→ **Directions**: Your task is to locate every line holding the string "attending" and to copy each of them.

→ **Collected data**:
────────────────────────────────────────

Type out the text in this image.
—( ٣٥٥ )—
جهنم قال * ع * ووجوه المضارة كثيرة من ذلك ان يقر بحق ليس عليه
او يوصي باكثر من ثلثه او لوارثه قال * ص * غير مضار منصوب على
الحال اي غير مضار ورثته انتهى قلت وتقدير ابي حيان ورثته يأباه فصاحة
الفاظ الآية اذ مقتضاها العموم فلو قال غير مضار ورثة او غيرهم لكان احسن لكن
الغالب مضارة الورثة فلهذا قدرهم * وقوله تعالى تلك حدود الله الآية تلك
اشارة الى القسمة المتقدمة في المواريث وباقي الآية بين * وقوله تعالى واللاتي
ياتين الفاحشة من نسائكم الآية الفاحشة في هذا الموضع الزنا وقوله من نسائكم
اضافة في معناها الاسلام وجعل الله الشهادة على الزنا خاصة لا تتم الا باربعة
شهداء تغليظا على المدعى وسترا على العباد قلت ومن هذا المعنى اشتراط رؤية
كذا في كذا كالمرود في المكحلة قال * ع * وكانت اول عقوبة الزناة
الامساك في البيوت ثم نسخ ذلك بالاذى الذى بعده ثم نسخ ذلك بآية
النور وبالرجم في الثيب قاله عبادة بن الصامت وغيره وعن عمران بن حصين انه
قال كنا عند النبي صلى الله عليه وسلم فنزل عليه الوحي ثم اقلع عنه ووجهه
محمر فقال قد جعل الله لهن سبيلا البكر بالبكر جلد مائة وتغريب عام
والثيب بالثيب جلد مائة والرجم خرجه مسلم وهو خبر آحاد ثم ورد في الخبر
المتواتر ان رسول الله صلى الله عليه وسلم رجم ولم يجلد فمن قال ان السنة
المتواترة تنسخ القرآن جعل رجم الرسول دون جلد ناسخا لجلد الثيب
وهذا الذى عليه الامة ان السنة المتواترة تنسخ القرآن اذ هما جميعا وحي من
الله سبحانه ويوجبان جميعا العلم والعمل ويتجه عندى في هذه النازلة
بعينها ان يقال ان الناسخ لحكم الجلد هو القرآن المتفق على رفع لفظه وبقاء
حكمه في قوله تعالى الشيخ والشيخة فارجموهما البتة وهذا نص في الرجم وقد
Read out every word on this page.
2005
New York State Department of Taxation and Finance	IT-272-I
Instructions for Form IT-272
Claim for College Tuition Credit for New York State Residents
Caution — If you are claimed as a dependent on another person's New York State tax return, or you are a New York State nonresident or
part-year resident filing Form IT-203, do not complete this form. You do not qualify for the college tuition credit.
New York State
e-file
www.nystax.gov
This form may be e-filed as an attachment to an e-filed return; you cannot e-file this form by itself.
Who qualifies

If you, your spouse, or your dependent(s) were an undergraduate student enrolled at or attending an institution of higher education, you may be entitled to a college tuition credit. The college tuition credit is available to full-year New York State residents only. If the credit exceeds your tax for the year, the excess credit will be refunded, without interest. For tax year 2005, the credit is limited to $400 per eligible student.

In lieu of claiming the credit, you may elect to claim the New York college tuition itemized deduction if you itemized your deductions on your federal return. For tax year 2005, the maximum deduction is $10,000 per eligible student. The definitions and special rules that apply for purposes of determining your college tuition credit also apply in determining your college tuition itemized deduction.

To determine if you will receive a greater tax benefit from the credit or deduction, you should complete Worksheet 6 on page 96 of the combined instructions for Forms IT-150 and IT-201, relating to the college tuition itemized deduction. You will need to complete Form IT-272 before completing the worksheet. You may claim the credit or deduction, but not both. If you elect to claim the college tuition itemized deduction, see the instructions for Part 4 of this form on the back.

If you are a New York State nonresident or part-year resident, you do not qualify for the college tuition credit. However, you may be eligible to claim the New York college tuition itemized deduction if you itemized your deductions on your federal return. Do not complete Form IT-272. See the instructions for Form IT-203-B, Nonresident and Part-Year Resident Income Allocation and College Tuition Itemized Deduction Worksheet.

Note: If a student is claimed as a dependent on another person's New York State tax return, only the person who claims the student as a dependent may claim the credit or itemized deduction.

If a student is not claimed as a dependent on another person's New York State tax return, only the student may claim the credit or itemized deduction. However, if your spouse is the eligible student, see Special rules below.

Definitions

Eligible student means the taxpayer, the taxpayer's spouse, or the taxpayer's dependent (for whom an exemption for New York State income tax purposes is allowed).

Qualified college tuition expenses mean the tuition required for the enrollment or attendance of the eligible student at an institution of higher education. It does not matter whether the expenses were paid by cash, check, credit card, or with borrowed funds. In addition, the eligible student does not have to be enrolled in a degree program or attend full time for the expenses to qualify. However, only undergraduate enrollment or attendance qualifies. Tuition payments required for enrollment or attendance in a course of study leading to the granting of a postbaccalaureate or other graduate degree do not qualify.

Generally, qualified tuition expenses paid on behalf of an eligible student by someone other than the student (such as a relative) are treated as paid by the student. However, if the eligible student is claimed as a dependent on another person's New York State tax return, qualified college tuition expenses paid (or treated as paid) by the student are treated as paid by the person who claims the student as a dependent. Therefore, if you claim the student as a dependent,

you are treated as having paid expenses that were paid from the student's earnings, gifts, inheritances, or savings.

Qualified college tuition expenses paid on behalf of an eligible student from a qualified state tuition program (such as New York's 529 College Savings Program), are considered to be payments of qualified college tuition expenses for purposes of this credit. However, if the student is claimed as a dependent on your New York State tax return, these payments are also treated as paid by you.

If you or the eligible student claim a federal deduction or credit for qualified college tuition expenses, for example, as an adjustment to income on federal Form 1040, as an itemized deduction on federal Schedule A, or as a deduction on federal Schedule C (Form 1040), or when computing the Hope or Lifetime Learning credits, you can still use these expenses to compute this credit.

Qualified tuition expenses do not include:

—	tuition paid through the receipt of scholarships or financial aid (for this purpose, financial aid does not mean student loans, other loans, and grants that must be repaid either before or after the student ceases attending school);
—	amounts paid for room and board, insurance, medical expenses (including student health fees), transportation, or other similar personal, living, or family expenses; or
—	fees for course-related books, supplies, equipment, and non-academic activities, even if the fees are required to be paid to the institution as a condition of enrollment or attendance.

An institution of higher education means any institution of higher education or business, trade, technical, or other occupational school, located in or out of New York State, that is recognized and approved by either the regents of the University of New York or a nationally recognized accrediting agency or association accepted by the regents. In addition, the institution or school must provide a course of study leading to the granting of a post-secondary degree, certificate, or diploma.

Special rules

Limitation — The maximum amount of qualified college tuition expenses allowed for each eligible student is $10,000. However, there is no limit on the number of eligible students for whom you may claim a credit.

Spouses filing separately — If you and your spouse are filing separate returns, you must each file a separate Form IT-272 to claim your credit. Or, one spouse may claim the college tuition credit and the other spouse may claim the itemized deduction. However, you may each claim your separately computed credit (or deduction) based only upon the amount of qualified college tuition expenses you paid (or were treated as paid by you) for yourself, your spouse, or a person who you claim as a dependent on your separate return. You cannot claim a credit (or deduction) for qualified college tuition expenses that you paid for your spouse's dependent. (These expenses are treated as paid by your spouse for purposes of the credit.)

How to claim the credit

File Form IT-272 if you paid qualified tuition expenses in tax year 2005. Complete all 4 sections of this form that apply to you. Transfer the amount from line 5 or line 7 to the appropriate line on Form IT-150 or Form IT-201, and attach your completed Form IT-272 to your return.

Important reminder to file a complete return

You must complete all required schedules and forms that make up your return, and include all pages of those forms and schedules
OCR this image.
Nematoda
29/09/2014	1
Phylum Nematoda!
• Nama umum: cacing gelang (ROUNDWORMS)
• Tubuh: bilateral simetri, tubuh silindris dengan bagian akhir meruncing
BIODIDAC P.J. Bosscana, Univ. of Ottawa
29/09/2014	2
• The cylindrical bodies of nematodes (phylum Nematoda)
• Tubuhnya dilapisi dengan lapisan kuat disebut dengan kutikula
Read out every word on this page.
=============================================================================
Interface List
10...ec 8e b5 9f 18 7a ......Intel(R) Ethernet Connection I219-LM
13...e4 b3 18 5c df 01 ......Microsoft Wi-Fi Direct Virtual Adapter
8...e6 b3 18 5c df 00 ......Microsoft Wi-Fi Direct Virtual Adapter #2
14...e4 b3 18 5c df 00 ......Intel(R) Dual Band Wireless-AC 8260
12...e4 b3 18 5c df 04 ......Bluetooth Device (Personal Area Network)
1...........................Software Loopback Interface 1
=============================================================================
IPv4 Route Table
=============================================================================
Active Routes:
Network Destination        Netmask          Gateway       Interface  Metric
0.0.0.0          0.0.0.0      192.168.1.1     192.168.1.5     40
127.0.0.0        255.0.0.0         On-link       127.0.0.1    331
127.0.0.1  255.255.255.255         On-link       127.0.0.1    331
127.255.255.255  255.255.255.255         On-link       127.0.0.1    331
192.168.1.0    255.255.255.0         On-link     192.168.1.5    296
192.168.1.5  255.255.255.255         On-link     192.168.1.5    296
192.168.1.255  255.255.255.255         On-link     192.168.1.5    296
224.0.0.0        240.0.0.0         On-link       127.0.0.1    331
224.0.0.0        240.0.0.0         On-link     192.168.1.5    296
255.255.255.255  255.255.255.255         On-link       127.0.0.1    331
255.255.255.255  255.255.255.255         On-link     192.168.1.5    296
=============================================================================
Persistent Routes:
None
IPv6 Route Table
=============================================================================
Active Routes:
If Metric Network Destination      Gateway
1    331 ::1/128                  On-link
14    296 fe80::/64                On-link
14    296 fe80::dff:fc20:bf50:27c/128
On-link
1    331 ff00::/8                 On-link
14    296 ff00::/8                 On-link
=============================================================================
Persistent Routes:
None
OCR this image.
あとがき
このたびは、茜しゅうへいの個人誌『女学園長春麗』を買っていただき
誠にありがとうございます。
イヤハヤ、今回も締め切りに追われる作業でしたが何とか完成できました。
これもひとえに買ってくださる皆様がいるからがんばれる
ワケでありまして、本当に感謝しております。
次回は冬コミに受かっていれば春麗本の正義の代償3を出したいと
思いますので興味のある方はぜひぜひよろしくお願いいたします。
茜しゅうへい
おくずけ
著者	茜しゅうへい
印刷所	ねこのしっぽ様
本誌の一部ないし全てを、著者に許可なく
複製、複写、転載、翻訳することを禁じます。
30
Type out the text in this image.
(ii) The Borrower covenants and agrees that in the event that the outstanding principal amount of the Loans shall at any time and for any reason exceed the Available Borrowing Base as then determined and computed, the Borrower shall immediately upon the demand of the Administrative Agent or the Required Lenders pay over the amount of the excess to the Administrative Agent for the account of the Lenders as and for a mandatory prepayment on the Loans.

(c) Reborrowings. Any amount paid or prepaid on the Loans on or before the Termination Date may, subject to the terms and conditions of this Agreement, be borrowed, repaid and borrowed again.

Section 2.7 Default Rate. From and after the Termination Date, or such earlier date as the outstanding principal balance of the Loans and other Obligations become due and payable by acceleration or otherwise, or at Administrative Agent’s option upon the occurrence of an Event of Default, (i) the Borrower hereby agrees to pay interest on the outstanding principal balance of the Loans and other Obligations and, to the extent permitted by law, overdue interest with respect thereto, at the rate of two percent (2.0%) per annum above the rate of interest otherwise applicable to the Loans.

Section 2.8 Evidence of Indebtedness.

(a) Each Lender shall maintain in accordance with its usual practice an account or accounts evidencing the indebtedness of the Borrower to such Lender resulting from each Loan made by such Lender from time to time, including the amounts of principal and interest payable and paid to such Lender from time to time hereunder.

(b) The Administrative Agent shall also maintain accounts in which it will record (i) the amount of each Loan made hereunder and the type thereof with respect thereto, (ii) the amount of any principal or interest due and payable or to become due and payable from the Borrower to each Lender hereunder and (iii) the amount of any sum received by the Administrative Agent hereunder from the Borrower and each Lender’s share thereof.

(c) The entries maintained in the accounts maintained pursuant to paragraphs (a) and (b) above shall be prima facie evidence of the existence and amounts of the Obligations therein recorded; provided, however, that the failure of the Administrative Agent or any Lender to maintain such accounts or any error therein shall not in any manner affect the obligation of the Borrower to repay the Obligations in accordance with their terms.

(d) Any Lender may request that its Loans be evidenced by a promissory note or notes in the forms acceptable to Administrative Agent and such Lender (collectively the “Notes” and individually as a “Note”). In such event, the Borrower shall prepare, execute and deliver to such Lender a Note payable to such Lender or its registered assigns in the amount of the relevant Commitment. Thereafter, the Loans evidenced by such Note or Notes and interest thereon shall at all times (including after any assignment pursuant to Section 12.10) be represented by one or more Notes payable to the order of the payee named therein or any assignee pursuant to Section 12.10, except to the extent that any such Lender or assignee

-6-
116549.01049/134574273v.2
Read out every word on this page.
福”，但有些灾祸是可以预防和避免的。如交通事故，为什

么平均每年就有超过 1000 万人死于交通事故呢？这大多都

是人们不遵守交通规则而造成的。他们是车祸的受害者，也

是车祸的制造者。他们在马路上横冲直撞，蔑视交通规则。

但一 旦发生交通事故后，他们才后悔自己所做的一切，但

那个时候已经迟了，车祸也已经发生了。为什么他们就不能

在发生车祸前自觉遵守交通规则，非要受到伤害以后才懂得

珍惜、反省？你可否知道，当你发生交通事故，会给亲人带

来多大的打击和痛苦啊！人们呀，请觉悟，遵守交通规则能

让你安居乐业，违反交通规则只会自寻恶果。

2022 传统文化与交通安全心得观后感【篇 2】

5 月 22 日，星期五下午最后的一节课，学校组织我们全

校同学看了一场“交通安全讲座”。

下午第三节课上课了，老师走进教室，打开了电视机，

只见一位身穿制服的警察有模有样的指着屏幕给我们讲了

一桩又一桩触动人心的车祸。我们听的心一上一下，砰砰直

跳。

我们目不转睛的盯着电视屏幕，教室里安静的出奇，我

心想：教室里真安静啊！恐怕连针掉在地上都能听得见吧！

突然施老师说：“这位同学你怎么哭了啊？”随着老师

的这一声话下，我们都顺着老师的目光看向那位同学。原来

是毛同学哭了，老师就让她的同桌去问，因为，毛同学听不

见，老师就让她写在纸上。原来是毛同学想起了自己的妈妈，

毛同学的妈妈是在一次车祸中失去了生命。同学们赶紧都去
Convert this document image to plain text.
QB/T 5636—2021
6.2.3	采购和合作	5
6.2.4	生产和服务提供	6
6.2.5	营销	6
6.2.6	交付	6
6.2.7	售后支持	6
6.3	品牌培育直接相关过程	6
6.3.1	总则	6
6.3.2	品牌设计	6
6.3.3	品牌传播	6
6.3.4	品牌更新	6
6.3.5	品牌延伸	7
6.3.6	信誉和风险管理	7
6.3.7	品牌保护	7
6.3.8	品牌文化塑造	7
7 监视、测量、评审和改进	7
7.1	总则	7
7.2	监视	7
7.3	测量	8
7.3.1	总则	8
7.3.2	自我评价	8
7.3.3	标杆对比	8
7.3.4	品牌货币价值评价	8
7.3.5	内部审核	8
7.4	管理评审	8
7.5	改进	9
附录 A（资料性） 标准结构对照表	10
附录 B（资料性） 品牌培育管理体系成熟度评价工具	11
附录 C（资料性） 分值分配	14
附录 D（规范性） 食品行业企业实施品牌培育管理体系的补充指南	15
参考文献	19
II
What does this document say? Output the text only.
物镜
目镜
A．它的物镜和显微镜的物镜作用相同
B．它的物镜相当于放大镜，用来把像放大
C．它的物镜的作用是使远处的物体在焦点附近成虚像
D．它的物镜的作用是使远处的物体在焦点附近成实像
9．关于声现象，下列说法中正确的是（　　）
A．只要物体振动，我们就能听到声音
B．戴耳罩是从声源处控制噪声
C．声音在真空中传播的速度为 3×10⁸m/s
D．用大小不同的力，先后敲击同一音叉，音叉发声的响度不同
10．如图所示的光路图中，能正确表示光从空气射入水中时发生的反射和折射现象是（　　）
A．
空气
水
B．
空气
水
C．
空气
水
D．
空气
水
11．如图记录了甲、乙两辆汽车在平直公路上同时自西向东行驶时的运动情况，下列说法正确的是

────────────────────────────────────────

→ **Expected answer**:
If you, your spouse, or your dependent(s) were an undergraduate student enrolled at or attending an institution of higher education, you may be entitled to a college tuition credit. The college tuition credit is available to full-year New York State residents only. If the credit exceeds your tax for the year, the excess credit will be refunded, without interest. For tax year 2005, the credit is limited to $400 per eligible student.
—	tuition paid through the receipt of scholarships or financial aid (for this purpose, financial aid does not mean student loans, other loans, and grants that must be repaid either before or after the student ceases attending school);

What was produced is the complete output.